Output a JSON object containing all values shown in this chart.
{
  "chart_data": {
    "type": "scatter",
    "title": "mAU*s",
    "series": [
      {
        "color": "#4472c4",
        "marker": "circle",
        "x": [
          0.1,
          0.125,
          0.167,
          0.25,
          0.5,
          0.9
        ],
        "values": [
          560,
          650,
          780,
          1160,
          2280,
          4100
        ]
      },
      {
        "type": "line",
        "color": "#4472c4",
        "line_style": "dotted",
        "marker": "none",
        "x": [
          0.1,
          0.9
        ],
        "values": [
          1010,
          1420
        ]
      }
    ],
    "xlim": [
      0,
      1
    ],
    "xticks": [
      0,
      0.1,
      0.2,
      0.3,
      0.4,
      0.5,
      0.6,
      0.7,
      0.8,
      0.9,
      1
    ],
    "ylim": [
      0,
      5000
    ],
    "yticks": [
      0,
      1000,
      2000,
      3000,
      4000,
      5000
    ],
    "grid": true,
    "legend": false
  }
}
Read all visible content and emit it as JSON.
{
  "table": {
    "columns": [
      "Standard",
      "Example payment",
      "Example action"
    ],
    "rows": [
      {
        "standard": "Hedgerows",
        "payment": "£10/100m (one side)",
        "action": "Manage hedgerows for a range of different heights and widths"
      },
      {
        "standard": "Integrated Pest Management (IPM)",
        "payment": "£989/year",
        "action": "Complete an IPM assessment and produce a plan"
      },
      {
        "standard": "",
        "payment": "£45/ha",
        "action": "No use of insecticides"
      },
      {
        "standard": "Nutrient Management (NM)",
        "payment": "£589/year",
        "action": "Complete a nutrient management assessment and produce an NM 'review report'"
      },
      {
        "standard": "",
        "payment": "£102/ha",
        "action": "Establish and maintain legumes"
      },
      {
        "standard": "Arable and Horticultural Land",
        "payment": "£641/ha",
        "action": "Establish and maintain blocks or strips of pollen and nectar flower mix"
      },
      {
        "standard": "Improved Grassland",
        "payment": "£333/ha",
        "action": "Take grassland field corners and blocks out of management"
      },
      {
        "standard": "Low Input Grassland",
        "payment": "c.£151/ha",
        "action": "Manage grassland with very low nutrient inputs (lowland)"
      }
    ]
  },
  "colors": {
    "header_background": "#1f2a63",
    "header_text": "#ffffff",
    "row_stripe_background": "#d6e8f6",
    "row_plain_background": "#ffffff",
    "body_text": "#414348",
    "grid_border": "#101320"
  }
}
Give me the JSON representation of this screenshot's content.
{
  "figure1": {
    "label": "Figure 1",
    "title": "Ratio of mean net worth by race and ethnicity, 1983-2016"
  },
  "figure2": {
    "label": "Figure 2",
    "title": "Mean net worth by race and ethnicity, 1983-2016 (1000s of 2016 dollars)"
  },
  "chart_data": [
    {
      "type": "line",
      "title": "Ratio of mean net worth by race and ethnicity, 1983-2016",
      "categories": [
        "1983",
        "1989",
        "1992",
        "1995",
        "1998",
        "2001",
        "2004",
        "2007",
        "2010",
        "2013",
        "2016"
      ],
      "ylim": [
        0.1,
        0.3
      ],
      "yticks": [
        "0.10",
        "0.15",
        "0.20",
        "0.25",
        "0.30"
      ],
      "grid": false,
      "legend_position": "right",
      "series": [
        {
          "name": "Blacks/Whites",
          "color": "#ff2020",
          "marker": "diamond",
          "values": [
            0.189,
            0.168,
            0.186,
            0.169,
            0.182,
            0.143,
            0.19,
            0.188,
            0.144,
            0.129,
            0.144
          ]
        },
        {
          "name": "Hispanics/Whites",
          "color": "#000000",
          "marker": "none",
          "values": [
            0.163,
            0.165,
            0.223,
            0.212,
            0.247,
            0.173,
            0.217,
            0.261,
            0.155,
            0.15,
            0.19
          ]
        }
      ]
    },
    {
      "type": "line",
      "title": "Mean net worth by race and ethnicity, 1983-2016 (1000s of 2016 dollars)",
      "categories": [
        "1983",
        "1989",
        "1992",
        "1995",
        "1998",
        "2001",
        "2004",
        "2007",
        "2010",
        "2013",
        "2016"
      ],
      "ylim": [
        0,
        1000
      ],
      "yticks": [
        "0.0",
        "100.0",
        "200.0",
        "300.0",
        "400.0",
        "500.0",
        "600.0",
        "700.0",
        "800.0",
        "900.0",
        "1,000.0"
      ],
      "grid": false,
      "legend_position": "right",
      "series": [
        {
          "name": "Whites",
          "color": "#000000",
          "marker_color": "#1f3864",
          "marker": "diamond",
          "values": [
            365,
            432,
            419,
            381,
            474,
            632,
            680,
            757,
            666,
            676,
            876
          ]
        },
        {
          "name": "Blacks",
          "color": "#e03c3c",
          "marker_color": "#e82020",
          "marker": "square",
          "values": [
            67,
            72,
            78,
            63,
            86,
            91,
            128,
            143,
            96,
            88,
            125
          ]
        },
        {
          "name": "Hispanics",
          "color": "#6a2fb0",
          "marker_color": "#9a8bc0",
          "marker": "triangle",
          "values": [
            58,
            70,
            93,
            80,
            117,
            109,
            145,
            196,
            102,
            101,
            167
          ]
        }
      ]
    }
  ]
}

══════════

Stated task: Identify every line holding the word "race" and copy it out.

The completed task:
    "title": "Ratio of mean net worth by race and ethnicity, 1983-2016"
    "title": "Mean net worth by race and ethnicity, 1983-2016 (1000s of 2016 dollars)"
      "title": "Ratio of mean net worth by race and ethnicity, 1983-2016",
      "title": "Mean net worth by race and ethnicity, 1983-2016 (1000s of 2016 dollars)",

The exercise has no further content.